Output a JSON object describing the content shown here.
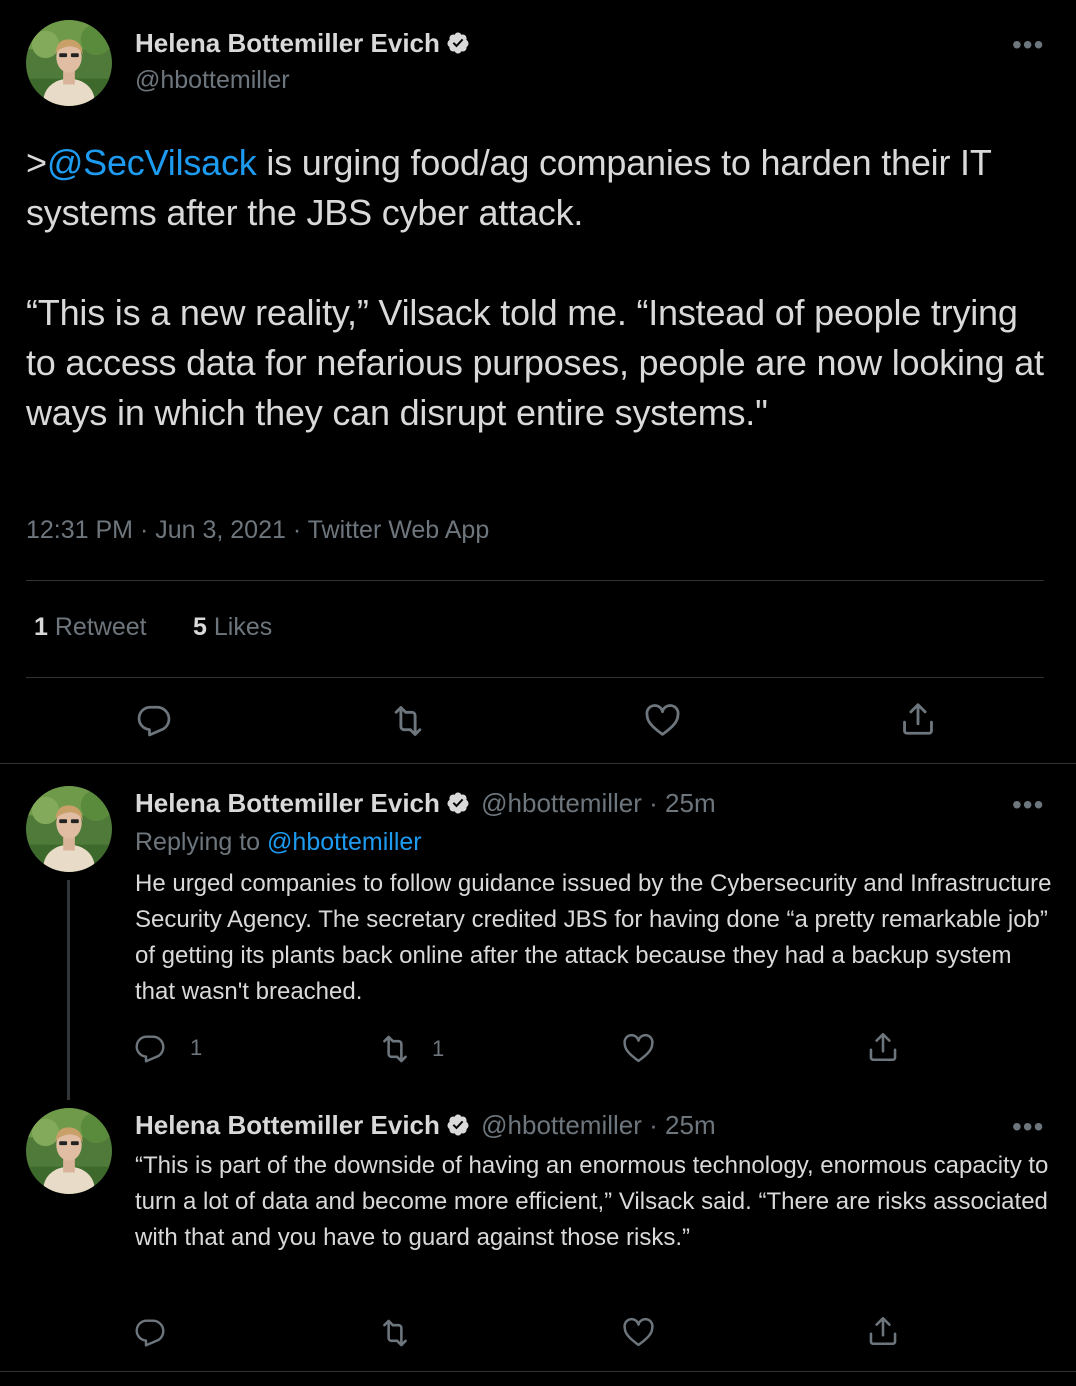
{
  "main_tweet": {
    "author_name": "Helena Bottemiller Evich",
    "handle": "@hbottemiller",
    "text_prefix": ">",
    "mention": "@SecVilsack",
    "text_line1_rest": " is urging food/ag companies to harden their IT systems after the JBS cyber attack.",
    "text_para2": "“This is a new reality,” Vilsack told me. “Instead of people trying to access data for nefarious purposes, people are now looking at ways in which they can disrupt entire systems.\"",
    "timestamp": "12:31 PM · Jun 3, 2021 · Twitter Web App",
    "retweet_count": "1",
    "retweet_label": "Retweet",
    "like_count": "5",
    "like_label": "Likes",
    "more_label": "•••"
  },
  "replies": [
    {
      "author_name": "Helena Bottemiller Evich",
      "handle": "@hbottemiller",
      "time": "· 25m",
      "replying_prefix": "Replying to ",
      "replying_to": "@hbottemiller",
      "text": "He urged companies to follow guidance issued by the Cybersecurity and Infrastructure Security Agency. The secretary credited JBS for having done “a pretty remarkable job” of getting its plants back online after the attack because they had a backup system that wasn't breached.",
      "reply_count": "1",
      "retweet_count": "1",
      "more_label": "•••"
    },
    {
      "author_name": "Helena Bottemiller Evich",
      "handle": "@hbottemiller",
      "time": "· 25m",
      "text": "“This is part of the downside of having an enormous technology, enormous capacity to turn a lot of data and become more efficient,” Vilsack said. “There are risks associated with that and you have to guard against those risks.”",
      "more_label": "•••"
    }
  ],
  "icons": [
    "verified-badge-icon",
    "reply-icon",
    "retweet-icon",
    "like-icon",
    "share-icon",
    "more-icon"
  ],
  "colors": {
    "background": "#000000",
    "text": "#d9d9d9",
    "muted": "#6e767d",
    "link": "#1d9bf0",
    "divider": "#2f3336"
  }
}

___

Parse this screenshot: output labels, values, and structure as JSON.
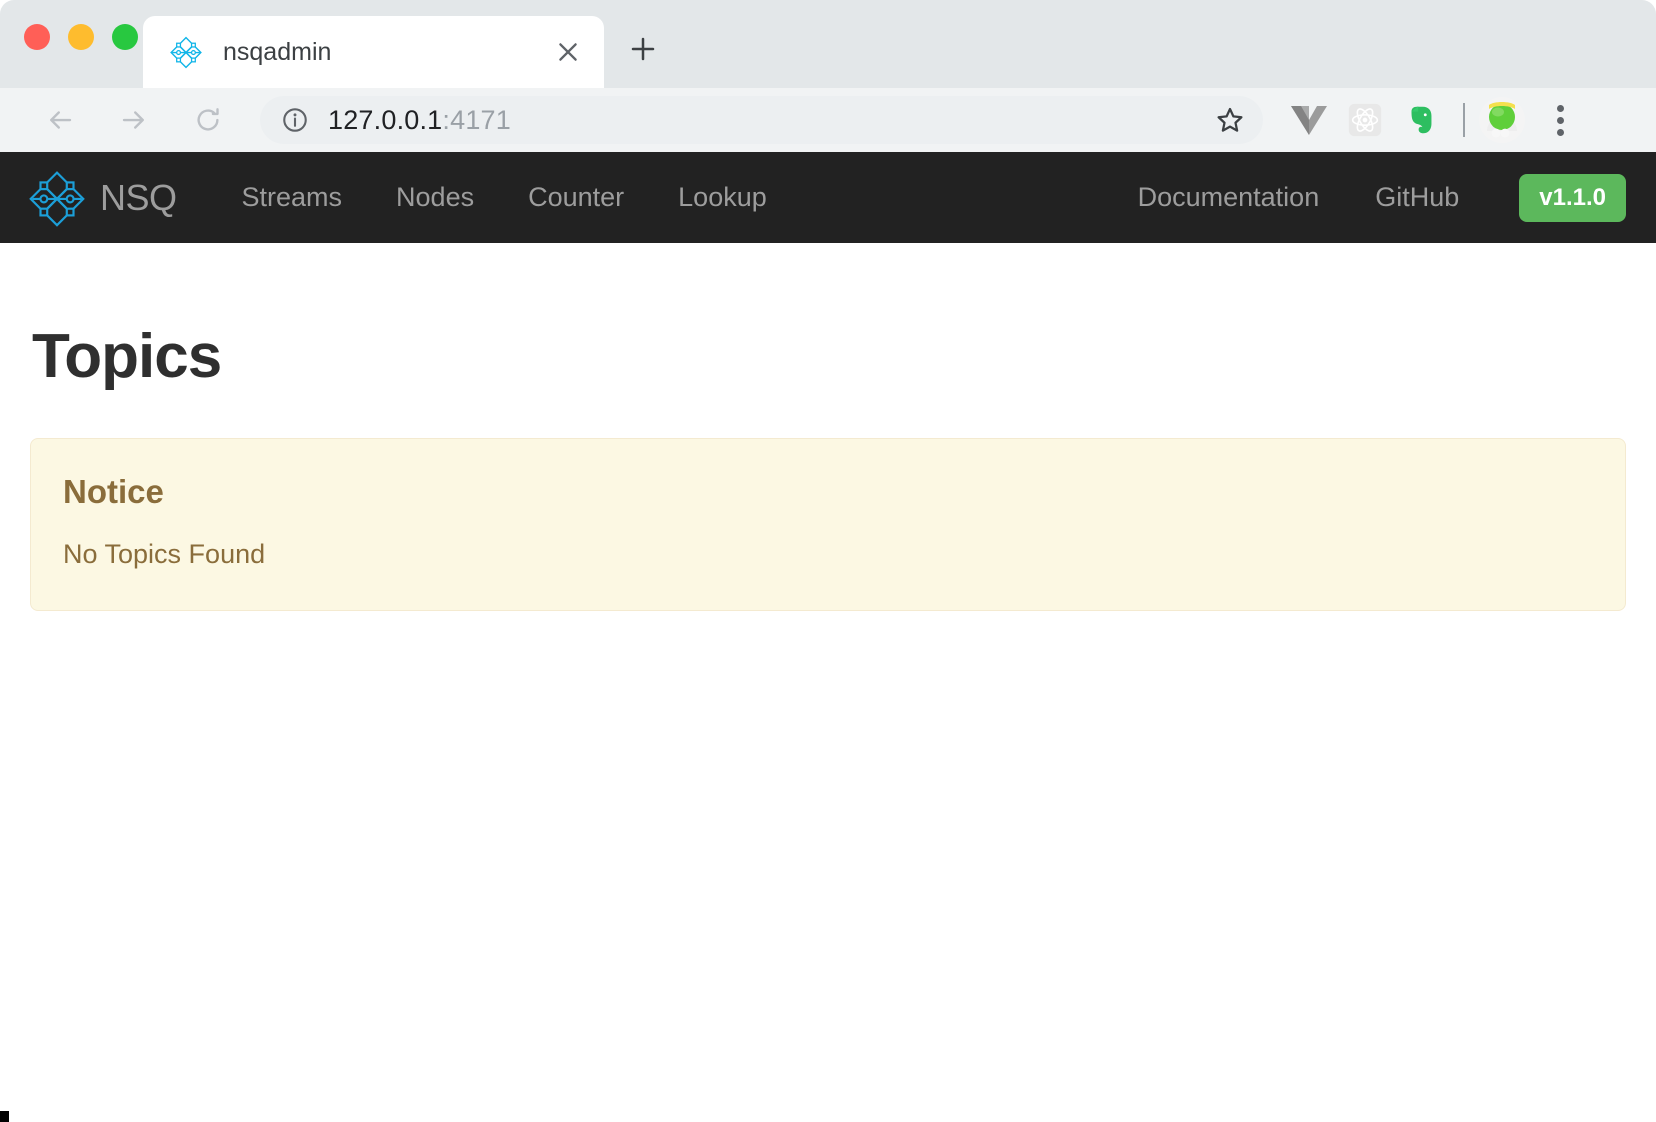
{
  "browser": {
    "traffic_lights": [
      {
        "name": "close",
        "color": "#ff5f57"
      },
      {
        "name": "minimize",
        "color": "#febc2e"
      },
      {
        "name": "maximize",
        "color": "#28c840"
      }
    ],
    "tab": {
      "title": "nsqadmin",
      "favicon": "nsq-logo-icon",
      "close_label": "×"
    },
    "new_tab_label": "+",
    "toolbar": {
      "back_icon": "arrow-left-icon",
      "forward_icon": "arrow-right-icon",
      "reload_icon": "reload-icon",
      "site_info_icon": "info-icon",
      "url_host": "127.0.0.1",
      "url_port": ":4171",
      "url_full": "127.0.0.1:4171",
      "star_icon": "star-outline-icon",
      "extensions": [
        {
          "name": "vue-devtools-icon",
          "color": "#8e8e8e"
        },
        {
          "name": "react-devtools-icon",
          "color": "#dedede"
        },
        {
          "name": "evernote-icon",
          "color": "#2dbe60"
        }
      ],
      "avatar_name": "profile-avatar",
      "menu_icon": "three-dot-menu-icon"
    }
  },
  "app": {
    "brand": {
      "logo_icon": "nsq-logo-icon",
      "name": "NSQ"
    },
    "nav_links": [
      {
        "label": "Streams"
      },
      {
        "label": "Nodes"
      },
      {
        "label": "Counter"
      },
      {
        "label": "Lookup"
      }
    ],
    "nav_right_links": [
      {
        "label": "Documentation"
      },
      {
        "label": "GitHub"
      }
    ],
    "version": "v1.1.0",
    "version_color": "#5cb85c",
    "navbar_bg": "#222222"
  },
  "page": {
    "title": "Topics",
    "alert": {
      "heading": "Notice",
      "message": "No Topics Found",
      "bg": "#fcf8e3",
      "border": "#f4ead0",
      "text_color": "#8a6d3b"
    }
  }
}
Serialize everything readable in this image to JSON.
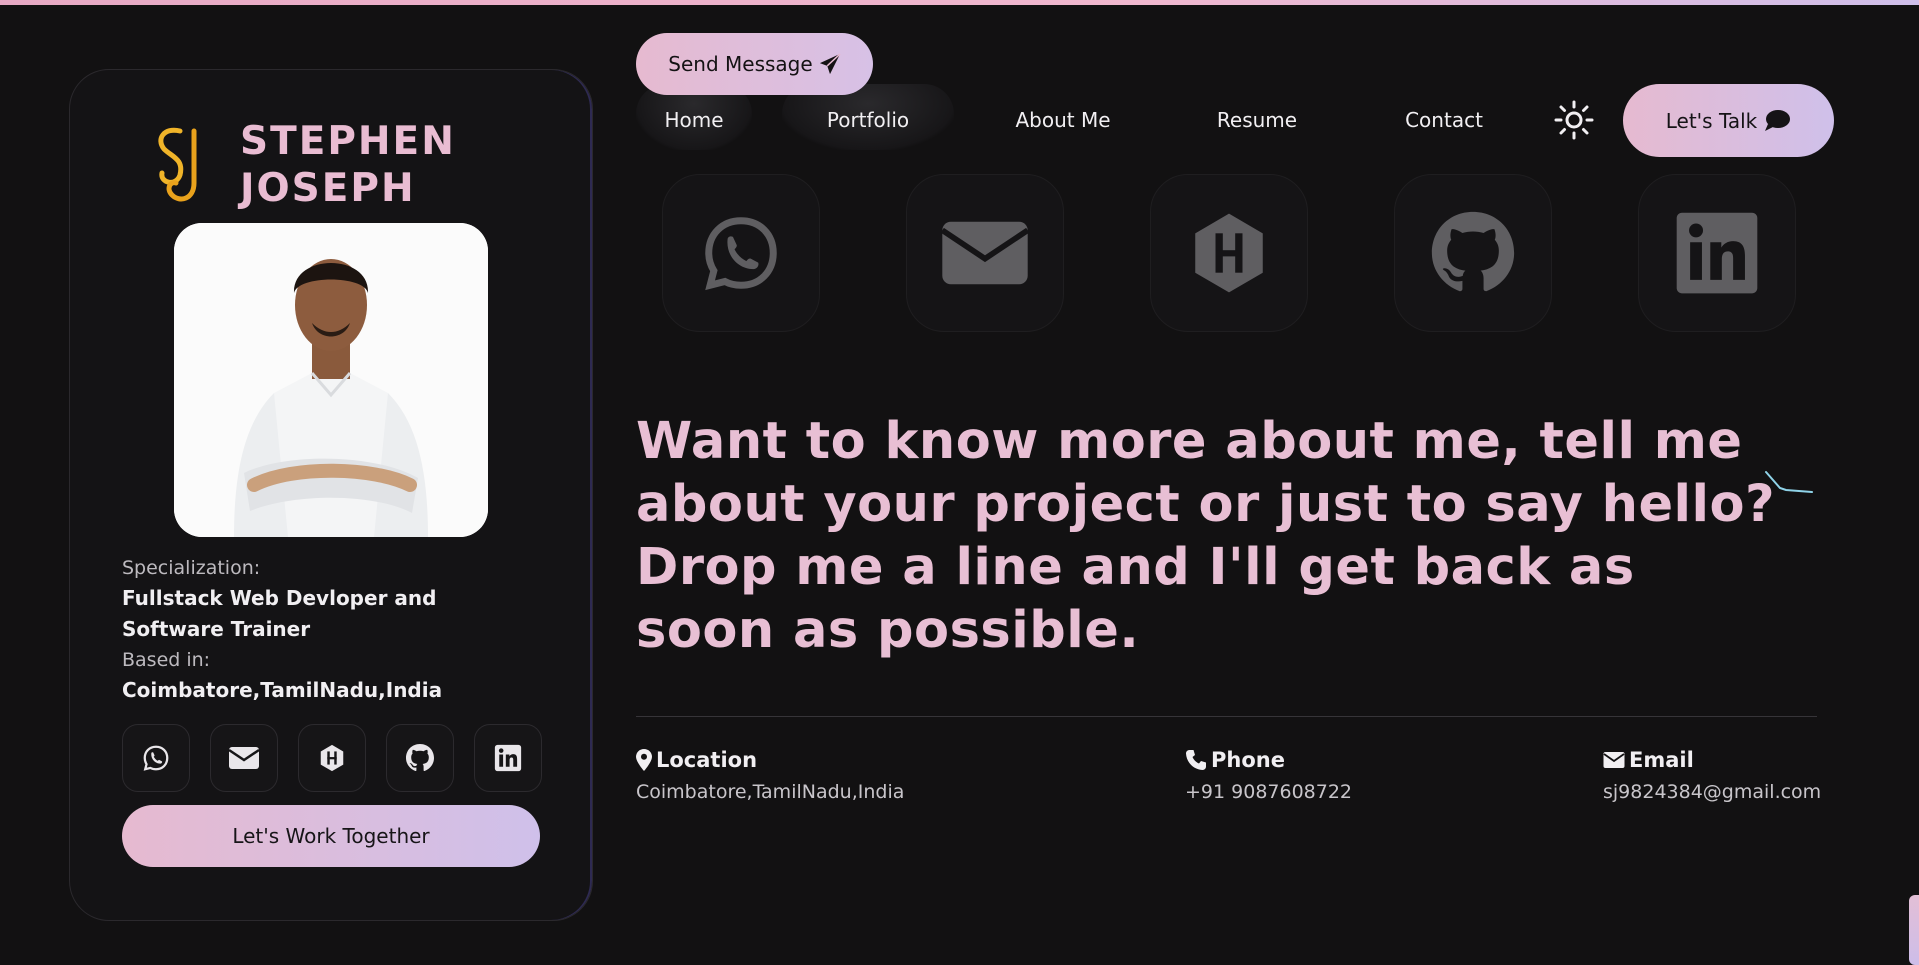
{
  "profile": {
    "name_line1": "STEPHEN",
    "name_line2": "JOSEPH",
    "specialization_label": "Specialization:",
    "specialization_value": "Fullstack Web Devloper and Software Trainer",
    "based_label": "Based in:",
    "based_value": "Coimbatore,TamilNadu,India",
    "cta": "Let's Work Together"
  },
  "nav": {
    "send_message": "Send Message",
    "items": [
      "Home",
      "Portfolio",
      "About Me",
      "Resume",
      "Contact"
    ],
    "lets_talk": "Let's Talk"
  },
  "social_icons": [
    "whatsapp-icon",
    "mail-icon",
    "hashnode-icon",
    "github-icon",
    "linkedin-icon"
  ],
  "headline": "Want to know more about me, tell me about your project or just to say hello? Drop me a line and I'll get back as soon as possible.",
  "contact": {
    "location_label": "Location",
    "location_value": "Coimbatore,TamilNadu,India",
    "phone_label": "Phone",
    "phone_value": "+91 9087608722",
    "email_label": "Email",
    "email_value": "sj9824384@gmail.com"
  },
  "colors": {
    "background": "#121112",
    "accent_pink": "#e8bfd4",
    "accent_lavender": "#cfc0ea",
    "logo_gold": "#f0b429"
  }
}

___

What is needed → What number of lines in the records contain the word "after"? Answer with that number alone.

Answer to the exercise → 2